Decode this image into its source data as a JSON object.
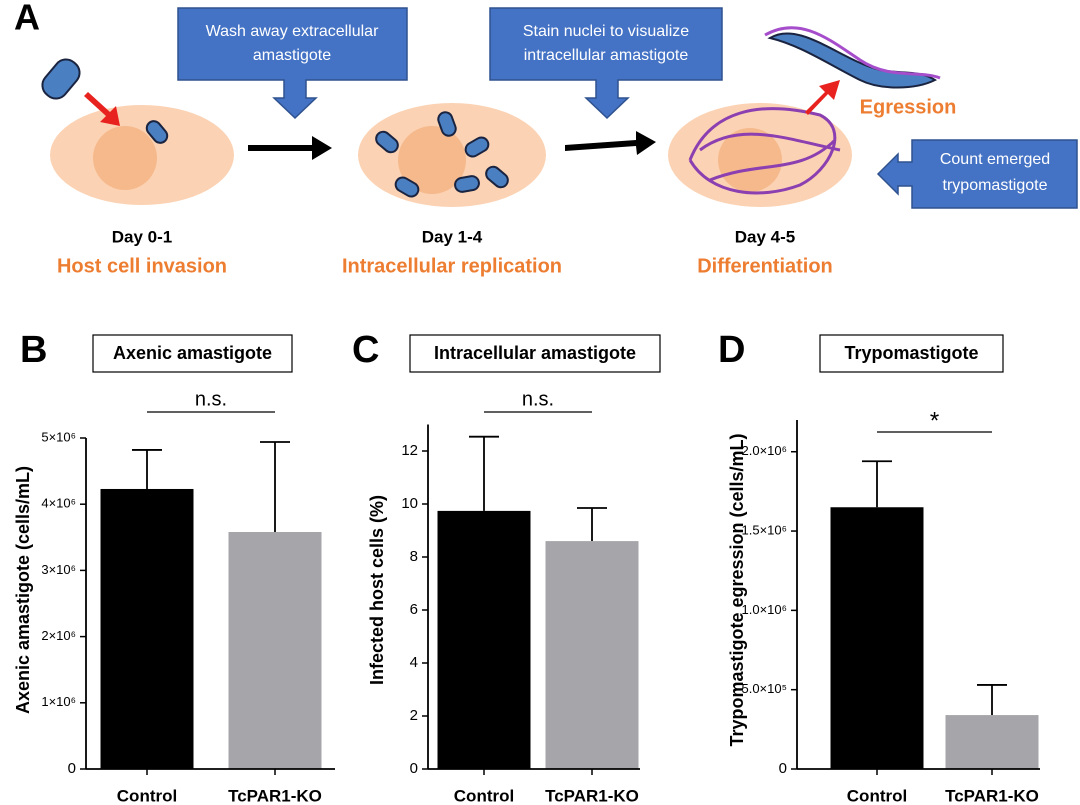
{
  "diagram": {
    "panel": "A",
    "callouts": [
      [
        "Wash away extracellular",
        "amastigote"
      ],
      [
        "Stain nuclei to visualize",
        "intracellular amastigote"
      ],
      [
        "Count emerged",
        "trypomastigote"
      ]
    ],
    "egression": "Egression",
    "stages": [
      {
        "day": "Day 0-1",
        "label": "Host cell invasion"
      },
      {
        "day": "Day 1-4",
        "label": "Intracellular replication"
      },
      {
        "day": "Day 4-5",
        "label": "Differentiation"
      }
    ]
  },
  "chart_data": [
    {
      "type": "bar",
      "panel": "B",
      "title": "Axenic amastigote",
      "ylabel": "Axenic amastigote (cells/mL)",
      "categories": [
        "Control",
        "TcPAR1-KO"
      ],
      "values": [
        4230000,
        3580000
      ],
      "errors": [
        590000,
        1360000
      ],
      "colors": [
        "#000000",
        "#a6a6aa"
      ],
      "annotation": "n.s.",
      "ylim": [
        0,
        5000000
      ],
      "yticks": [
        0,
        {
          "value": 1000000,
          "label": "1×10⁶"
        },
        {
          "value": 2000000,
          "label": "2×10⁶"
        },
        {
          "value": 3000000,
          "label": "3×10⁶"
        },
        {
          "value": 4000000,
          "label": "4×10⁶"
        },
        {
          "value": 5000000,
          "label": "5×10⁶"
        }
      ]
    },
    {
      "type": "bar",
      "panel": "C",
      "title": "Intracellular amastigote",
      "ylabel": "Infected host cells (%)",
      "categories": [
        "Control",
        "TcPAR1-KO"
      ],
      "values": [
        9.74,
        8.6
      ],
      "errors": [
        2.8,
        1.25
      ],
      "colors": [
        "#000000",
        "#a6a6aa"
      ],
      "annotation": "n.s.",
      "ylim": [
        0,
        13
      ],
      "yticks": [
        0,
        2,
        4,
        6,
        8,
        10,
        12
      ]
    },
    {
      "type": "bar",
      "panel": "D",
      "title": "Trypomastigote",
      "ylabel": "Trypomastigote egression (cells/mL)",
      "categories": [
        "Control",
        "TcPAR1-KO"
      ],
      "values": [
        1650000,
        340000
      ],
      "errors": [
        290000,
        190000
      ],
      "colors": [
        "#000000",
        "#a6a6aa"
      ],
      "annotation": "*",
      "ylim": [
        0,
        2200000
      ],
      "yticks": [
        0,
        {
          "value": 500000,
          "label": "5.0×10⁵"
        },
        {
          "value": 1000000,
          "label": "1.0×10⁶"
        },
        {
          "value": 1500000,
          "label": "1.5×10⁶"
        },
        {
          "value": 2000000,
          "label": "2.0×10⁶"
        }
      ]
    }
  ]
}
# # # #
### TASK TO COMPLETE:
Tally the lines in the listing that hold "title" and report the number alone.

### EXERCISE RESULT:
3